> [What to produce] Whenever a line contains the string "From", copy it out of the entries.

> [Dataset entries]
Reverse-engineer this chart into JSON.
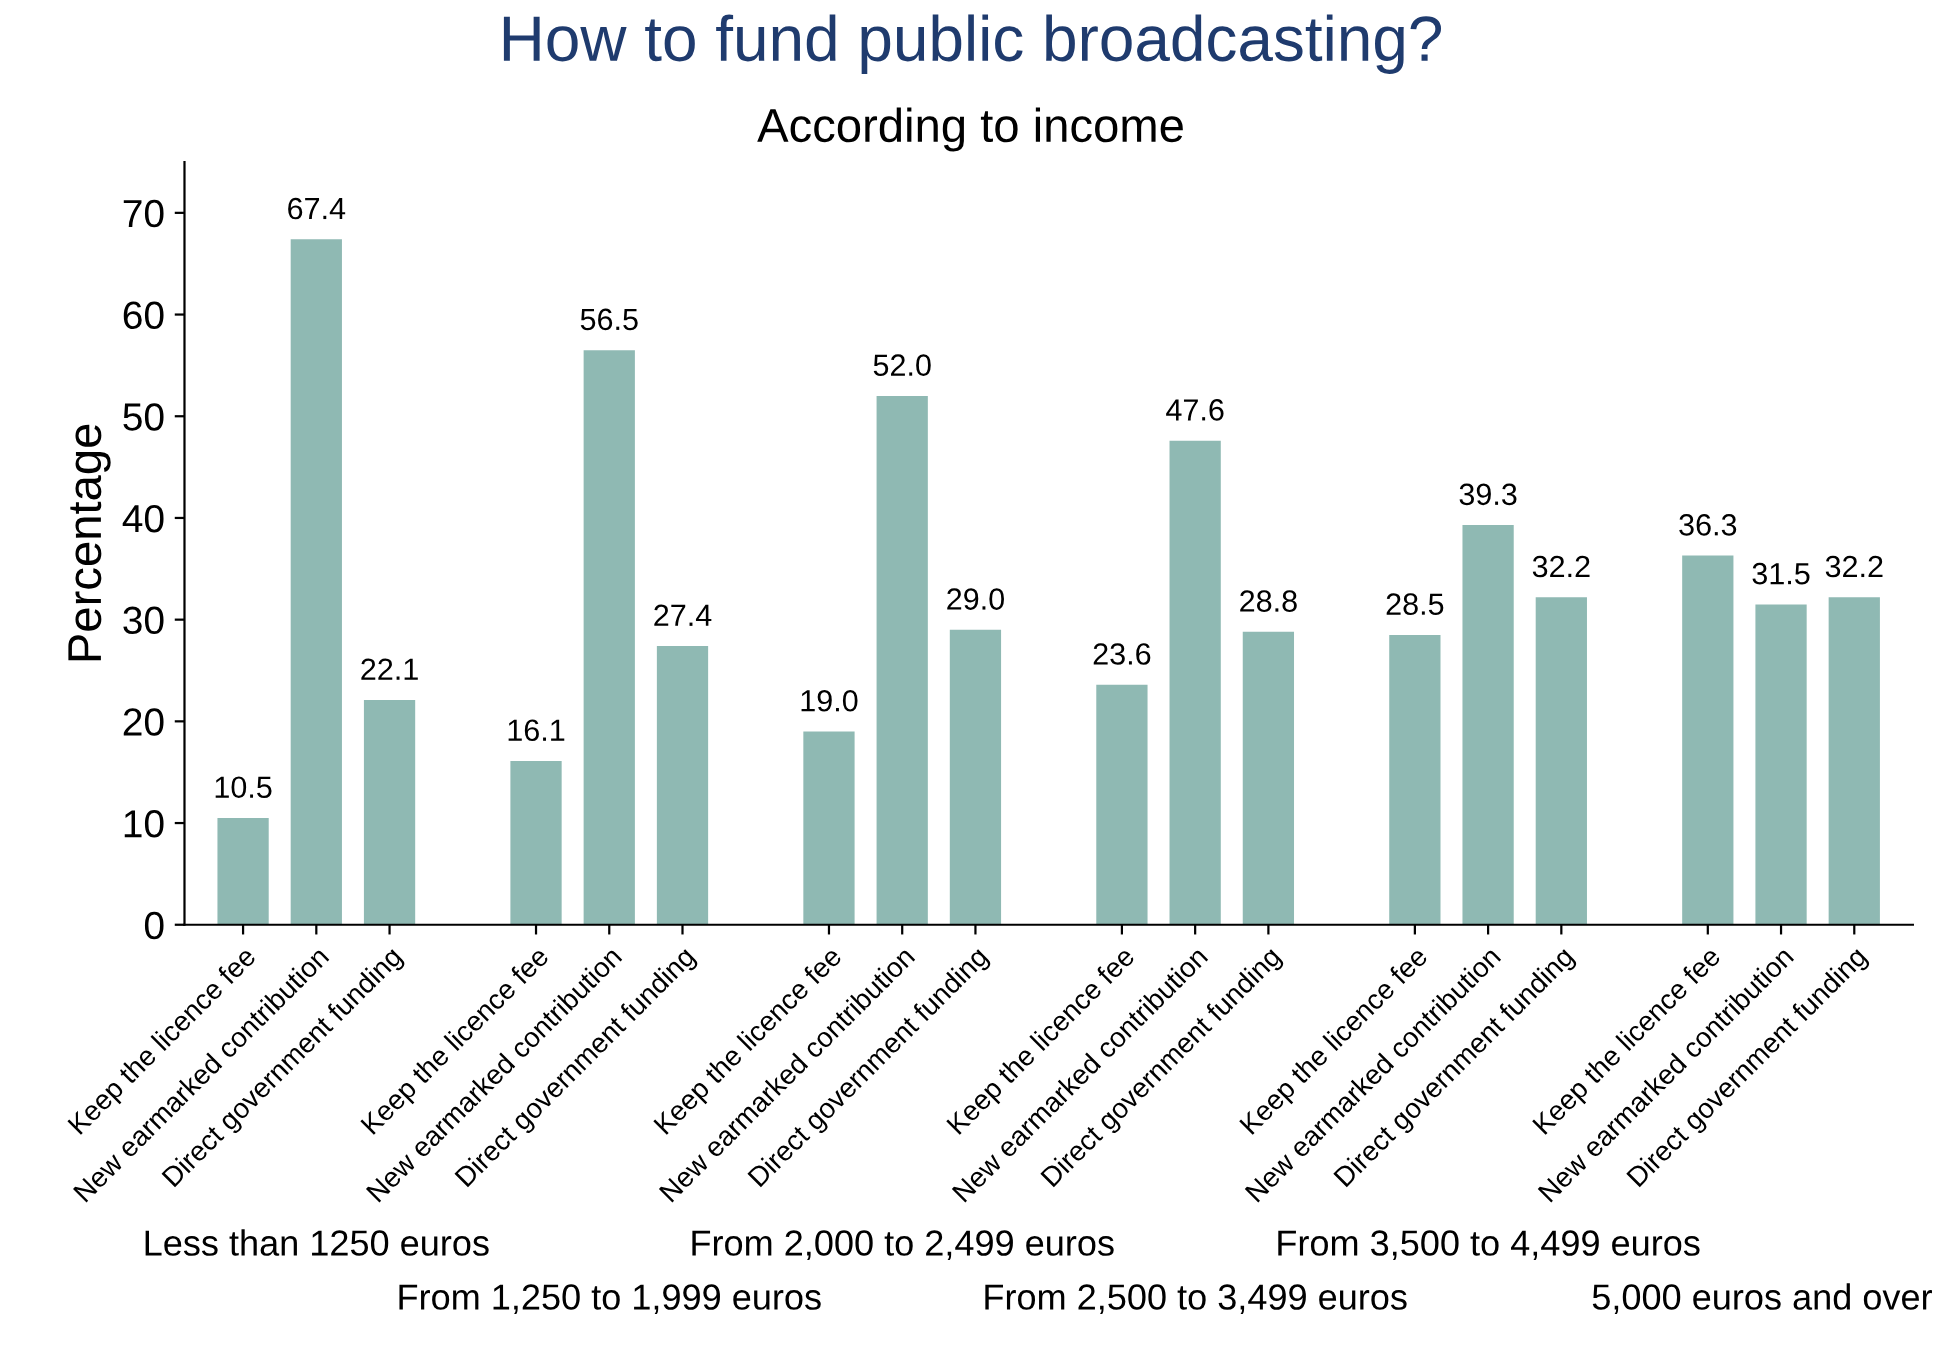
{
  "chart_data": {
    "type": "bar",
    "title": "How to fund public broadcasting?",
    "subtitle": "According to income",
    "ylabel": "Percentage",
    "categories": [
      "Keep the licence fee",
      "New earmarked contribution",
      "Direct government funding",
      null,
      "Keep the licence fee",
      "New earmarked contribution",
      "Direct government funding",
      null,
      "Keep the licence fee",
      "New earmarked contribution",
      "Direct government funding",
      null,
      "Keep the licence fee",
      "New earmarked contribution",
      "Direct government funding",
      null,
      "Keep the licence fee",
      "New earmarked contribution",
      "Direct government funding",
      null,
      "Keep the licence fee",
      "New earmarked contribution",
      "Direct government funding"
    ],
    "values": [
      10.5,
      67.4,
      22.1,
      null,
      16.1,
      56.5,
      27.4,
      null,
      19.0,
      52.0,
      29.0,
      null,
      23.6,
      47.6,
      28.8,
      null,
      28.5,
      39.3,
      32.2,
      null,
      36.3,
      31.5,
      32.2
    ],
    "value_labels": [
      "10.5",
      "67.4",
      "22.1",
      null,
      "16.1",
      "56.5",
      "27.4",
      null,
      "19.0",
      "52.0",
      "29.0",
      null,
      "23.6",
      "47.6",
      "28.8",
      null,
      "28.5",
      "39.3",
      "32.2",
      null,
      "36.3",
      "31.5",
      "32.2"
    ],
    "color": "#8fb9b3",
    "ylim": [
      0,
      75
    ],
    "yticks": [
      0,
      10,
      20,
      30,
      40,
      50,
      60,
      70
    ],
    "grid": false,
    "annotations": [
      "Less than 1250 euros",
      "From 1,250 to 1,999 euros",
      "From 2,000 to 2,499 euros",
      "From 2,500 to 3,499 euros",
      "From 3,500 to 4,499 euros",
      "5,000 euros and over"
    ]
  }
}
--
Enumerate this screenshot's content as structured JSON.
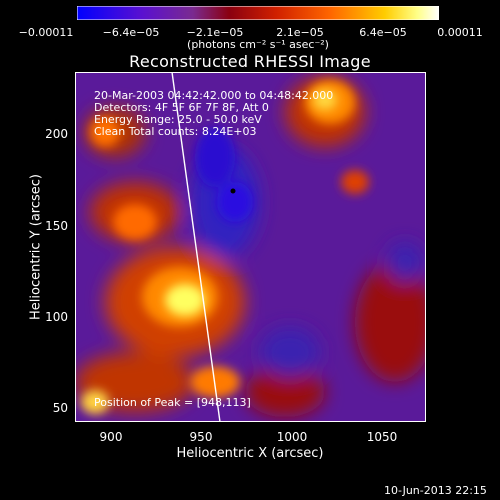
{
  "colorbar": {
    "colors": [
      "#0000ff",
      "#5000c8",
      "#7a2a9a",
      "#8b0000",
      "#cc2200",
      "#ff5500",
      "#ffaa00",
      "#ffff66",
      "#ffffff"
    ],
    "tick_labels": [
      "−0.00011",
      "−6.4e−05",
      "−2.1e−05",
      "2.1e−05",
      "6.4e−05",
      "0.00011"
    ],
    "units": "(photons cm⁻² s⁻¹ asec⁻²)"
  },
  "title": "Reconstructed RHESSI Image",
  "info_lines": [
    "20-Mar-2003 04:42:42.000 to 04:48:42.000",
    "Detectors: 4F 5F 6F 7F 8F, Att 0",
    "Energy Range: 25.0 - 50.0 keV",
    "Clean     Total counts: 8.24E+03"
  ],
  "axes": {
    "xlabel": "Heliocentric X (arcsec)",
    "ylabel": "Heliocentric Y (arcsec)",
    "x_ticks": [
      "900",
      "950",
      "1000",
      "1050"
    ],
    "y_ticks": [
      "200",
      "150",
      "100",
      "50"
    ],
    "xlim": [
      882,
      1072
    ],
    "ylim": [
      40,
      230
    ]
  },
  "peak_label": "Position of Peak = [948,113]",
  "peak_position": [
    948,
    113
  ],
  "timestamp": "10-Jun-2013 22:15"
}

> [Complete output]
      "From 1,250 to 1,999 euros",
      "From 2,000 to 2,499 euros",
      "From 2,500 to 3,499 euros",
      "From 3,500 to 4,499 euros",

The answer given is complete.